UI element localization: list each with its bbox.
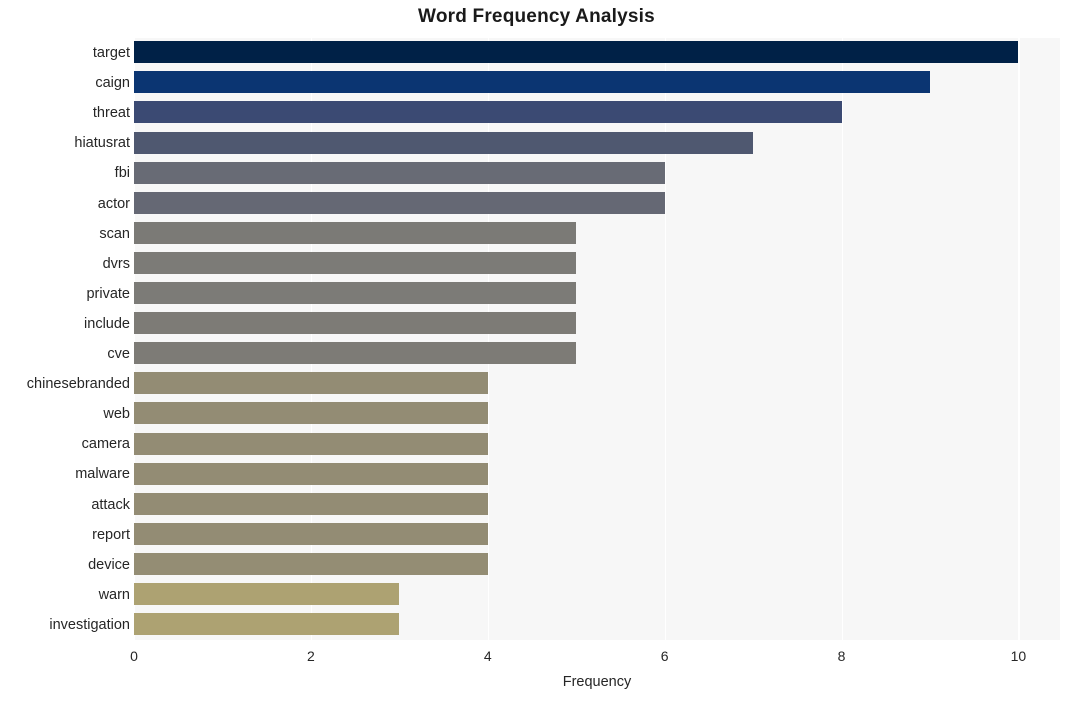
bar <box>134 552 488 575</box>
x-axis-title: Frequency <box>562 674 632 690</box>
y-axis-label: web <box>103 406 130 423</box>
bar <box>134 282 577 305</box>
bar <box>134 221 577 244</box>
bar <box>134 101 842 124</box>
y-axis-label: chinesebranded <box>26 376 130 393</box>
x-axis-tick-label: 2 <box>306 648 315 664</box>
y-axis-label: hiatusrat <box>74 135 130 152</box>
y-axis-label: report <box>92 526 130 543</box>
bar <box>134 251 577 274</box>
y-axis-label: fbi <box>114 165 130 182</box>
y-axis-label: target <box>92 45 130 62</box>
y-axis-label: attack <box>91 496 130 513</box>
bar <box>134 342 577 365</box>
y-axis-label: scan <box>99 225 130 242</box>
chart-title: Word Frequency Analysis <box>418 6 655 27</box>
bar <box>134 191 665 214</box>
y-axis-label: device <box>88 556 130 573</box>
y-axis-labels: target caign threat hiatusrat fbi actor scan dv… <box>0 38 130 640</box>
y-axis-label: investigation <box>49 616 130 633</box>
bar <box>134 492 488 515</box>
y-axis-label: include <box>84 315 130 332</box>
word-frequency-chart: Word Frequency Analysis target caign threa… <box>0 0 1073 701</box>
bar <box>134 432 488 455</box>
y-axis-label: caign <box>95 75 130 92</box>
bar <box>134 583 400 606</box>
bar <box>134 71 930 94</box>
bar <box>134 372 488 395</box>
bar <box>134 522 488 545</box>
y-axis-label: malware <box>75 466 130 483</box>
bars-container <box>134 38 1060 640</box>
y-axis-label: dvrs <box>102 255 130 272</box>
y-axis-label: actor <box>97 195 130 212</box>
plot-area <box>134 38 1060 640</box>
y-axis-label: threat <box>92 105 130 122</box>
y-axis-label: camera <box>81 436 130 453</box>
bar <box>134 402 488 425</box>
y-axis-label: warn <box>98 586 130 603</box>
y-axis-label: private <box>86 285 130 302</box>
x-axis-tick-label: 0 <box>130 648 138 664</box>
bar <box>134 462 488 485</box>
bar <box>134 613 400 636</box>
y-axis-label: cve <box>107 346 130 363</box>
bar <box>134 41 1019 64</box>
x-axis-tick-label: 10 <box>1010 648 1027 664</box>
bar <box>134 131 754 154</box>
bar <box>134 312 577 335</box>
x-axis-tick-label: 8 <box>837 648 846 664</box>
x-axis-tick-label: 6 <box>660 648 669 664</box>
x-axis-tick-label: 4 <box>483 648 492 664</box>
bar <box>134 161 665 184</box>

* [Goal]: Transcribe the entry above line by line without changing anything, but leave out the picture.

* [Result for this exercise]:
UI element localization: list each with its bbox.
bar <box>134 552 488 575</box>
x-axis-title: Frequency <box>562 674 632 690</box>
y-axis-label: web <box>103 406 130 423</box>
bar <box>134 282 577 305</box>
bar <box>134 221 577 244</box>
bar <box>134 101 842 124</box>
y-axis-label: chinesebranded <box>26 376 130 393</box>
x-axis-tick-label: 2 <box>306 648 315 664</box>
y-axis-label: hiatusrat <box>74 135 130 152</box>
y-axis-label: report <box>92 526 130 543</box>
bar <box>134 251 577 274</box>
y-axis-label: fbi <box>114 165 130 182</box>
y-axis-label: target <box>92 45 130 62</box>
y-axis-label: attack <box>91 496 130 513</box>
bar <box>134 342 577 365</box>
y-axis-label: scan <box>99 225 130 242</box>
chart-title: Word Frequency Analysis <box>418 6 655 27</box>
bar <box>134 191 665 214</box>
y-axis-label: device <box>88 556 130 573</box>
y-axis-labels: target caign threat hiatusrat fbi actor scan dv… <box>0 38 130 640</box>
y-axis-label: investigation <box>49 616 130 633</box>
bar <box>134 492 488 515</box>
y-axis-label: include <box>84 315 130 332</box>
word-frequency-chart: Word Frequency Analysis target caign threa… <box>0 0 1073 701</box>
bar <box>134 432 488 455</box>
y-axis-label: caign <box>95 75 130 92</box>
bar <box>134 583 400 606</box>
bar <box>134 71 930 94</box>
bar <box>134 372 488 395</box>
bar <box>134 522 488 545</box>
y-axis-label: malware <box>75 466 130 483</box>
bars-container <box>134 38 1060 640</box>
y-axis-label: dvrs <box>102 255 130 272</box>
y-axis-label: actor <box>97 195 130 212</box>
plot-area <box>134 38 1060 640</box>
y-axis-label: threat <box>92 105 130 122</box>
y-axis-label: camera <box>81 436 130 453</box>
bar <box>134 402 488 425</box>
y-axis-label: warn <box>98 586 130 603</box>
y-axis-label: private <box>86 285 130 302</box>
x-axis-tick-label: 0 <box>130 648 138 664</box>
bar <box>134 462 488 485</box>
bar <box>134 613 400 636</box>
y-axis-label: cve <box>107 346 130 363</box>
bar <box>134 41 1019 64</box>
x-axis-tick-label: 10 <box>1010 648 1027 664</box>
bar <box>134 131 754 154</box>
bar <box>134 312 577 335</box>
x-axis-tick-label: 8 <box>837 648 846 664</box>
x-axis-tick-label: 6 <box>660 648 669 664</box>
x-axis-tick-label: 4 <box>483 648 492 664</box>
bar <box>134 161 665 184</box>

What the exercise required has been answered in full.